> What you need to do:
Wherever the string "hair" appears in a line, extract that line.

> Material provided:

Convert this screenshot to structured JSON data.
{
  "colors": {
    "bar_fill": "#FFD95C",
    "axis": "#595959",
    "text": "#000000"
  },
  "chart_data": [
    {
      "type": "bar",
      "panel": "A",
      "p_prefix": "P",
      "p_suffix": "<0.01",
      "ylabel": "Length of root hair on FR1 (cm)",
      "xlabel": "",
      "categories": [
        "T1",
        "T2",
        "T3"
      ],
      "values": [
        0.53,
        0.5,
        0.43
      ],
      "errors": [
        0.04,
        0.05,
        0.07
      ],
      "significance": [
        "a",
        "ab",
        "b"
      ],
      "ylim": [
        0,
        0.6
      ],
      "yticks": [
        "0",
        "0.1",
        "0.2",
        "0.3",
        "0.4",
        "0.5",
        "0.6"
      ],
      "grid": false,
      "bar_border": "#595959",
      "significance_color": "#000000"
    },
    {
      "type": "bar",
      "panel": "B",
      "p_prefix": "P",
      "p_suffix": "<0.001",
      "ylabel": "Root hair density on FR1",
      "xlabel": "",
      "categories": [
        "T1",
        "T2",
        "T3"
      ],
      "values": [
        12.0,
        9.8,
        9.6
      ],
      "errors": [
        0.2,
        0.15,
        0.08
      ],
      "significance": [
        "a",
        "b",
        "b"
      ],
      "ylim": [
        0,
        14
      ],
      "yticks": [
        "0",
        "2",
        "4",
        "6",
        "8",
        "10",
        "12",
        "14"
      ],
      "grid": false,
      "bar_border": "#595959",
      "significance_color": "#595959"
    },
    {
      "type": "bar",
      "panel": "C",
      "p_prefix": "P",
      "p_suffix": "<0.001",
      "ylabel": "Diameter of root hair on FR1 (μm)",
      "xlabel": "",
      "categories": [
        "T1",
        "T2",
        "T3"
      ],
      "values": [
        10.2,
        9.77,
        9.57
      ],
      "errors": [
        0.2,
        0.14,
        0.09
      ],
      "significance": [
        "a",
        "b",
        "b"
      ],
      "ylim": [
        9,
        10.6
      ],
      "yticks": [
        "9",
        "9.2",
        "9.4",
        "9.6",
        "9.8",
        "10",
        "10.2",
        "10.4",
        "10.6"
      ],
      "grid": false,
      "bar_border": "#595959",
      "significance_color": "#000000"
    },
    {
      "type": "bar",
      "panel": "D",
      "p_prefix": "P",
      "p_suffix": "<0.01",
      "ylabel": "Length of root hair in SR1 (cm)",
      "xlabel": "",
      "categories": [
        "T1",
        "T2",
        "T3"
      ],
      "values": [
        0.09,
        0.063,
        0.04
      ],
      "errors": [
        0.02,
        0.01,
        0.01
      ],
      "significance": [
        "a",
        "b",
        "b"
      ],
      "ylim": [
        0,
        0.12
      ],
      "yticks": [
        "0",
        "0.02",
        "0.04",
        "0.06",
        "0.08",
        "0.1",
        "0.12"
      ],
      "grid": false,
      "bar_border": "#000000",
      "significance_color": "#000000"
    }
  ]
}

> Solution to this task:
      "ylabel": "Length of root hair on FR1 (cm)",
      "ylabel": "Root hair density on FR1",
      "ylabel": "Diameter of root hair on FR1 (μm)",
      "ylabel": "Length of root hair in SR1 (cm)",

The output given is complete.